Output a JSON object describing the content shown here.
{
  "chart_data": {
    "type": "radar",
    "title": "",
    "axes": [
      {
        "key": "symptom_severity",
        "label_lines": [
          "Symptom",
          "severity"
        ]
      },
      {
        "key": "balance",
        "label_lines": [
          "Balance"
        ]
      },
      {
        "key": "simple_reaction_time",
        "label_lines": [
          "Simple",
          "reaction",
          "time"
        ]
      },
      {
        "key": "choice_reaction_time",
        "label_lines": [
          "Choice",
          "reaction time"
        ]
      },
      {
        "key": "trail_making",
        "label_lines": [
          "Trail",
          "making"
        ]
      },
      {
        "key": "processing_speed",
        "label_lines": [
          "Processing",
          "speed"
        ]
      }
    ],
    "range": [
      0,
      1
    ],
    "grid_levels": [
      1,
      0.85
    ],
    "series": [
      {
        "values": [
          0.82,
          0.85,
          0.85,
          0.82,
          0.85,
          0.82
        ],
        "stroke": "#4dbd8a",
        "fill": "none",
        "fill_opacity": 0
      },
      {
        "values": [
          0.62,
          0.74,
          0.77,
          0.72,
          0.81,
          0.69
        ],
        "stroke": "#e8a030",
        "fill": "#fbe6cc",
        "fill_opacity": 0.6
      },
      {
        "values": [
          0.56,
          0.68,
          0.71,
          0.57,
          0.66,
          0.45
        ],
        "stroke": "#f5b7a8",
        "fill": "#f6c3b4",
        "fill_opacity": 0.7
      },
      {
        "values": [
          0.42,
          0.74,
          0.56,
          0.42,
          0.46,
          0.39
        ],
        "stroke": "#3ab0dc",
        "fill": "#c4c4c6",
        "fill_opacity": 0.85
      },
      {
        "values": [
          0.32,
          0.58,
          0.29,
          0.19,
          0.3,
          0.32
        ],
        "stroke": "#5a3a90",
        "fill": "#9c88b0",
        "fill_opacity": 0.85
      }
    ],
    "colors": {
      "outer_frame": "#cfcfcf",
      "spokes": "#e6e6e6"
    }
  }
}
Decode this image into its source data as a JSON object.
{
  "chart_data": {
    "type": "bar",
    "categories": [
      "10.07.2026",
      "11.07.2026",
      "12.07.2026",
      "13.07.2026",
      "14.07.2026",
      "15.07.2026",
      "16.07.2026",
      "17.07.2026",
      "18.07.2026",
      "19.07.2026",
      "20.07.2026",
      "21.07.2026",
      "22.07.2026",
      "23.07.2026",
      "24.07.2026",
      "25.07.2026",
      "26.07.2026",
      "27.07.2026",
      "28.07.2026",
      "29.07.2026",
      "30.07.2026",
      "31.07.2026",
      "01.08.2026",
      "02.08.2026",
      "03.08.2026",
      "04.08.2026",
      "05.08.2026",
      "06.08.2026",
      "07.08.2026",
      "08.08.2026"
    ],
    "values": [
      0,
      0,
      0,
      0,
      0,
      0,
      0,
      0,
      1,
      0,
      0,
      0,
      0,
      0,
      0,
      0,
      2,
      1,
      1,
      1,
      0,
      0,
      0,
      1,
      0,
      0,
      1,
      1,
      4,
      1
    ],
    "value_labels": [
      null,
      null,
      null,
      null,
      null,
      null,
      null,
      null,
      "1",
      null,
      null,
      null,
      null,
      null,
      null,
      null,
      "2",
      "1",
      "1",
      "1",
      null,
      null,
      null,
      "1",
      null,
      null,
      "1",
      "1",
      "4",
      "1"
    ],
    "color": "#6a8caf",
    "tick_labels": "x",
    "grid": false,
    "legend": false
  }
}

__What is expected__.
Restate each record word for word.

__Output of the exercise__.
Output a JSON object describing the content shown here.
{
  "chart_data": {
    "type": "radar",
    "title": "",
    "axes": [
      {
        "key": "symptom_severity",
        "label_lines": [
          "Symptom",
          "severity"
        ]
      },
      {
        "key": "balance",
        "label_lines": [
          "Balance"
        ]
      },
      {
        "key": "simple_reaction_time",
        "label_lines": [
          "Simple",
          "reaction",
          "time"
        ]
      },
      {
        "key": "choice_reaction_time",
        "label_lines": [
          "Choice",
          "reaction time"
        ]
      },
      {
        "key": "trail_making",
        "label_lines": [
          "Trail",
          "making"
        ]
      },
      {
        "key": "processing_speed",
        "label_lines": [
          "Processing",
          "speed"
        ]
      }
    ],
    "range": [
      0,
      1
    ],
    "grid_levels": [
      1,
      0.85
    ],
    "series": [
      {
        "values": [
          0.82,
          0.85,
          0.85,
          0.82,
          0.85,
          0.82
        ],
        "stroke": "#4dbd8a",
        "fill": "none",
        "fill_opacity": 0
      },
      {
        "values": [
          0.62,
          0.74,
          0.77,
          0.72,
          0.81,
          0.69
        ],
        "stroke": "#e8a030",
        "fill": "#fbe6cc",
        "fill_opacity": 0.6
      },
      {
        "values": [
          0.56,
          0.68,
          0.71,
          0.57,
          0.66,
          0.45
        ],
        "stroke": "#f5b7a8",
        "fill": "#f6c3b4",
        "fill_opacity": 0.7
      },
      {
        "values": [
          0.42,
          0.74,
          0.56,
          0.42,
          0.46,
          0.39
        ],
        "stroke": "#3ab0dc",
        "fill": "#c4c4c6",
        "fill_opacity": 0.85
      },
      {
        "values": [
          0.32,
          0.58,
          0.29,
          0.19,
          0.3,
          0.32
        ],
        "stroke": "#5a3a90",
        "fill": "#9c88b0",
        "fill_opacity": 0.85
      }
    ],
    "colors": {
      "outer_frame": "#cfcfcf",
      "spokes": "#e6e6e6"
    }
  }
}
Decode this image into its source data as a JSON object.
{
  "chart_data": {
    "type": "bar",
    "categories": [
      "10.07.2026",
      "11.07.2026",
      "12.07.2026",
      "13.07.2026",
      "14.07.2026",
      "15.07.2026",
      "16.07.2026",
      "17.07.2026",
      "18.07.2026",
      "19.07.2026",
      "20.07.2026",
      "21.07.2026",
      "22.07.2026",
      "23.07.2026",
      "24.07.2026",
      "25.07.2026",
      "26.07.2026",
      "27.07.2026",
      "28.07.2026",
      "29.07.2026",
      "30.07.2026",
      "31.07.2026",
      "01.08.2026",
      "02.08.2026",
      "03.08.2026",
      "04.08.2026",
      "05.08.2026",
      "06.08.2026",
      "07.08.2026",
      "08.08.2026"
    ],
    "values": [
      0,
      0,
      0,
      0,
      0,
      0,
      0,
      0,
      1,
      0,
      0,
      0,
      0,
      0,
      0,
      0,
      2,
      1,
      1,
      1,
      0,
      0,
      0,
      1,
      0,
      0,
      1,
      1,
      4,
      1
    ],
    "value_labels": [
      null,
      null,
      null,
      null,
      null,
      null,
      null,
      null,
      "1",
      null,
      null,
      null,
      null,
      null,
      null,
      null,
      "2",
      "1",
      "1",
      "1",
      null,
      null,
      null,
      "1",
      null,
      null,
      "1",
      "1",
      "4",
      "1"
    ],
    "color": "#6a8caf",
    "tick_labels": "x",
    "grid": false,
    "legend": false
  }
}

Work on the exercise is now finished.